> [Given exercise] Could you copy the rows again, starting at the line that has "248, 458, 256]" and stopping after the line that has "215, 500, 238]", and swap "softball" for "volleyball" while leaving everything else unchanged?

═════ Exercise material

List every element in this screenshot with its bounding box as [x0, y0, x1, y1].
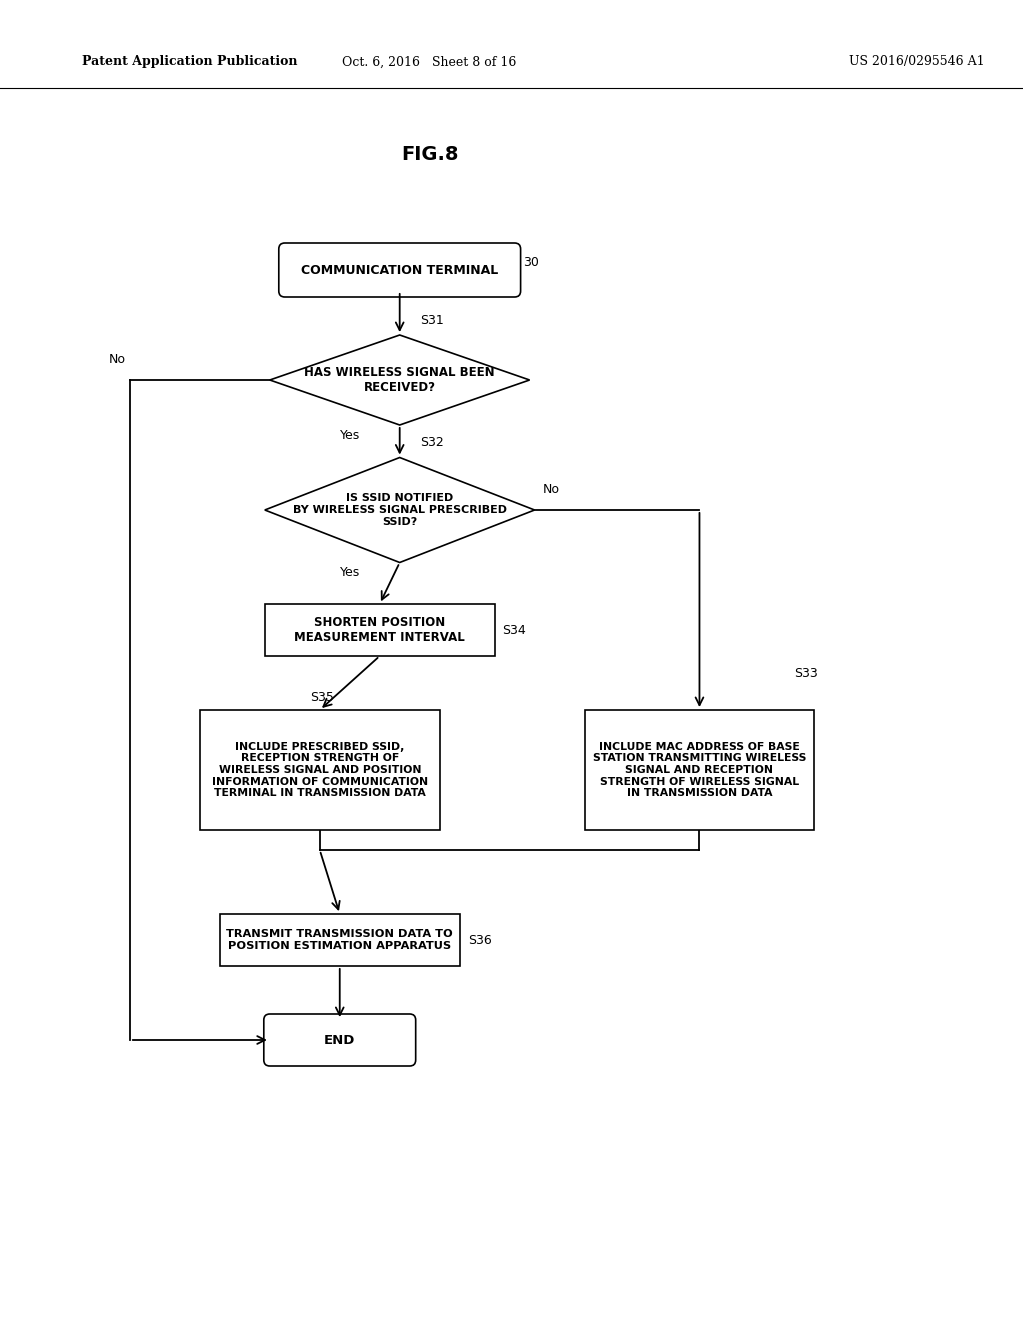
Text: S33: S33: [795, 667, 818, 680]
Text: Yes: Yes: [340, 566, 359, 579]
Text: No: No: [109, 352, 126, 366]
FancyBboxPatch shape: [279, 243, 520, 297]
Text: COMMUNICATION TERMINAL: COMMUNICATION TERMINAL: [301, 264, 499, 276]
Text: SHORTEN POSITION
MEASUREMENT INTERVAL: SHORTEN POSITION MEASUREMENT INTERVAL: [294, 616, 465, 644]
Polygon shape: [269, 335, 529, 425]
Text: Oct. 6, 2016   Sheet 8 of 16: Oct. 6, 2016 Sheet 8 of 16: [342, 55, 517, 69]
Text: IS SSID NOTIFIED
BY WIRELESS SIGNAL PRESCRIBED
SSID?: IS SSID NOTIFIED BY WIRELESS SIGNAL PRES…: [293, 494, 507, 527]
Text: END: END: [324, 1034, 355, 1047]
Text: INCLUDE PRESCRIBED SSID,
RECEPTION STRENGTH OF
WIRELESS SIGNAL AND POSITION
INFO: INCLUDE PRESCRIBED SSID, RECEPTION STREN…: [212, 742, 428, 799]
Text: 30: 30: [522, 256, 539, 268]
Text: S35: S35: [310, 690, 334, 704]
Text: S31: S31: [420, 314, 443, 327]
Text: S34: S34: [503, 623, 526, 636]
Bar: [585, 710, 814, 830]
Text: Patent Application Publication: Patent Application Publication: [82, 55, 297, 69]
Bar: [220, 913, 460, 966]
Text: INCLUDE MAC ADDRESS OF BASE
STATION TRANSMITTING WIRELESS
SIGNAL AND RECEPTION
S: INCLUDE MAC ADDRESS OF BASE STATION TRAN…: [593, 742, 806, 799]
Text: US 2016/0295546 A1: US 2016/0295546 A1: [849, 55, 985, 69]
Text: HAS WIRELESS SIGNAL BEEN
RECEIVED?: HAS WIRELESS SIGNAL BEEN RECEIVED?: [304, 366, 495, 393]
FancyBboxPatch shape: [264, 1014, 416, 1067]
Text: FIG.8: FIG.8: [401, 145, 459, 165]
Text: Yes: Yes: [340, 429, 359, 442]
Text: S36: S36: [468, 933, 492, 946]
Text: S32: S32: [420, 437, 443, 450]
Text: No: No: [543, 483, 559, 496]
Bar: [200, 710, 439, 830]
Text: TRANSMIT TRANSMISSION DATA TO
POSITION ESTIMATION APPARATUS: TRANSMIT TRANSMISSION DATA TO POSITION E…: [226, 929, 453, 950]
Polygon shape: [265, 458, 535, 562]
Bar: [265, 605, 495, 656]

══════════
═════ Exercise material

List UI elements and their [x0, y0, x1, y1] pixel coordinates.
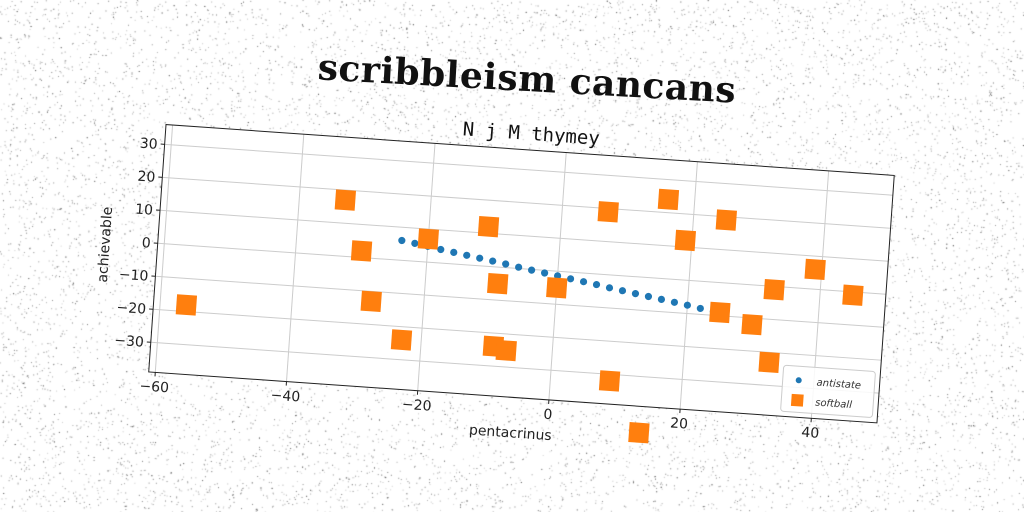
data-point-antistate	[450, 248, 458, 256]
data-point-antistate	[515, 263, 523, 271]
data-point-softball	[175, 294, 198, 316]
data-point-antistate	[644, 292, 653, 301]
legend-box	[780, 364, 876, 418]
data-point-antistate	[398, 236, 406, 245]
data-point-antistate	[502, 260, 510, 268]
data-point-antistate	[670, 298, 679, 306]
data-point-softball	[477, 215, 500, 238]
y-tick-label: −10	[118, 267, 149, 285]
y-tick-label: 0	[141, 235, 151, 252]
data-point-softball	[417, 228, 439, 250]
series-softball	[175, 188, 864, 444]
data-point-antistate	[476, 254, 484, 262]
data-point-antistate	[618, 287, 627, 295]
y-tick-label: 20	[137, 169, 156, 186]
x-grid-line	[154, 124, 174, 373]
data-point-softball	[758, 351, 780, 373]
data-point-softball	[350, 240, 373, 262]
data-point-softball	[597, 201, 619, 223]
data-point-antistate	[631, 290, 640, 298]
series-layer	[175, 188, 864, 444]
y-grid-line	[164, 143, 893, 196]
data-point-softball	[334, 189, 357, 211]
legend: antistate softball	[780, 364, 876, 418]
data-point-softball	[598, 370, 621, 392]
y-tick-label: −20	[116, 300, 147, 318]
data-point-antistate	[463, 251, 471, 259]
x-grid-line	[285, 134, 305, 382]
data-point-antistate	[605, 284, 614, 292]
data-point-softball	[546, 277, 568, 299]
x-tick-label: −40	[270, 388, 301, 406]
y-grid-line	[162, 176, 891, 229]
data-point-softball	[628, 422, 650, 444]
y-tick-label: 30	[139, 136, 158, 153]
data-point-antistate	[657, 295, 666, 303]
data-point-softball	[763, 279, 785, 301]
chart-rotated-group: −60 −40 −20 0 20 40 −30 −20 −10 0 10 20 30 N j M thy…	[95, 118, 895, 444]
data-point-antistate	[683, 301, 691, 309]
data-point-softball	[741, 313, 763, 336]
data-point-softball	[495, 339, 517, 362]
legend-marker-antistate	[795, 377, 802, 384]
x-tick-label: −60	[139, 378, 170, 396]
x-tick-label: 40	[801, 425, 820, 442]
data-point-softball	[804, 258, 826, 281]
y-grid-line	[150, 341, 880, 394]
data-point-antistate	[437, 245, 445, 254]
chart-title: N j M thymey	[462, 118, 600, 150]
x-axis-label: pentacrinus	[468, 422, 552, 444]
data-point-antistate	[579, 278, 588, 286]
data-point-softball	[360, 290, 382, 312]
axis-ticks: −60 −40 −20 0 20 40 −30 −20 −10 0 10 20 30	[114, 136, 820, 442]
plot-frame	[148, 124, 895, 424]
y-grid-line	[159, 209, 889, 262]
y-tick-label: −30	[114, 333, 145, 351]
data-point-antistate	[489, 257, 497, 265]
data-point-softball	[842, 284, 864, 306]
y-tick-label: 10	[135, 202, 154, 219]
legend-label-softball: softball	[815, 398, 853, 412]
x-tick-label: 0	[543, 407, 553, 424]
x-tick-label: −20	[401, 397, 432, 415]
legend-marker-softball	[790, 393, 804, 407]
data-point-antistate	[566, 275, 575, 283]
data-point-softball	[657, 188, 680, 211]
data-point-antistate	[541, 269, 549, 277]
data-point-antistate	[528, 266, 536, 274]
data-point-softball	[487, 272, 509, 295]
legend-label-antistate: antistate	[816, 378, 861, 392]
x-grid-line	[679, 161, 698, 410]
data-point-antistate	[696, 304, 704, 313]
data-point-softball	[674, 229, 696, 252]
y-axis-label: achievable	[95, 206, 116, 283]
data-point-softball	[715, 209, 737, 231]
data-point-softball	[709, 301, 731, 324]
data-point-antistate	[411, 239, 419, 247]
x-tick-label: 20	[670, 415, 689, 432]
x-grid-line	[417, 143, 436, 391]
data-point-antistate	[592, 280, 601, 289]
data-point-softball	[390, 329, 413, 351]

══════════

> [Exercise solution]
data-point-antistate	[450, 248, 458, 256]
data-point-antistate	[515, 263, 523, 271]
data-point-volleyball	[175, 294, 198, 316]
data-point-antistate	[644, 292, 653, 301]
legend-box	[780, 364, 876, 418]
data-point-antistate	[398, 236, 406, 245]
data-point-antistate	[502, 260, 510, 268]
data-point-antistate	[670, 298, 679, 306]
data-point-volleyball	[477, 215, 500, 238]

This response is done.